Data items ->
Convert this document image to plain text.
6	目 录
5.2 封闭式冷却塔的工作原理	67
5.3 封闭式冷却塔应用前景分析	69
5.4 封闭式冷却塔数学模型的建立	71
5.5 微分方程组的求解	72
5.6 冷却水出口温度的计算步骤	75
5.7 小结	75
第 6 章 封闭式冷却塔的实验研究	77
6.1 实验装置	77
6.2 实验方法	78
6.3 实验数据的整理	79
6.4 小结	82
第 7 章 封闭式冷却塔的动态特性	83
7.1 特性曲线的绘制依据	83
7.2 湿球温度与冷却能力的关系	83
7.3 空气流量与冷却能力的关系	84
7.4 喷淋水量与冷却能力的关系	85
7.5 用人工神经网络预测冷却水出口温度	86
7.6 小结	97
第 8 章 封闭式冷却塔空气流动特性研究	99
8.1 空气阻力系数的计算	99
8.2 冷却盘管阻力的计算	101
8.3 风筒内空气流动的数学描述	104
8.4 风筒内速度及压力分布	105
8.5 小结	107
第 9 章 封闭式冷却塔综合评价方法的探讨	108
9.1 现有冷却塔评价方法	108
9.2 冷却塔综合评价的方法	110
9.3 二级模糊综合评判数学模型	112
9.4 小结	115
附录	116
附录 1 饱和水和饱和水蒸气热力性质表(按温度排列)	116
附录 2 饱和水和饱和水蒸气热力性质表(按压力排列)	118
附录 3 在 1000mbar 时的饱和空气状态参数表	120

GIVEN TASK ->
Please output the entries above, every line exactly as it reads.

EXERCISE SOLUTION ->
Convert this document image to plain text.
6	目 录
5.2 封闭式冷却塔的工作原理	67
5.3 封闭式冷却塔应用前景分析	69
5.4 封闭式冷却塔数学模型的建立	71
5.5 微分方程组的求解	72
5.6 冷却水出口温度的计算步骤	75
5.7 小结	75
第 6 章 封闭式冷却塔的实验研究	77
6.1 实验装置	77
6.2 实验方法	78
6.3 实验数据的整理	79
6.4 小结	82
第 7 章 封闭式冷却塔的动态特性	83
7.1 特性曲线的绘制依据	83
7.2 湿球温度与冷却能力的关系	83
7.3 空气流量与冷却能力的关系	84
7.4 喷淋水量与冷却能力的关系	85
7.5 用人工神经网络预测冷却水出口温度	86
7.6 小结	97
第 8 章 封闭式冷却塔空气流动特性研究	99
8.1 空气阻力系数的计算	99
8.2 冷却盘管阻力的计算	101
8.3 风筒内空气流动的数学描述	104
8.4 风筒内速度及压力分布	105
8.5 小结	107
第 9 章 封闭式冷却塔综合评价方法的探讨	108
9.1 现有冷却塔评价方法	108
9.2 冷却塔综合评价的方法	110
9.3 二级模糊综合评判数学模型	112
9.4 小结	115
附录	116
附录 1 饱和水和饱和水蒸气热力性质表(按温度排列)	116
附录 2 饱和水和饱和水蒸气热力性质表(按压力排列)	118
附录 3 在 1000mbar 时的饱和空气状态参数表	120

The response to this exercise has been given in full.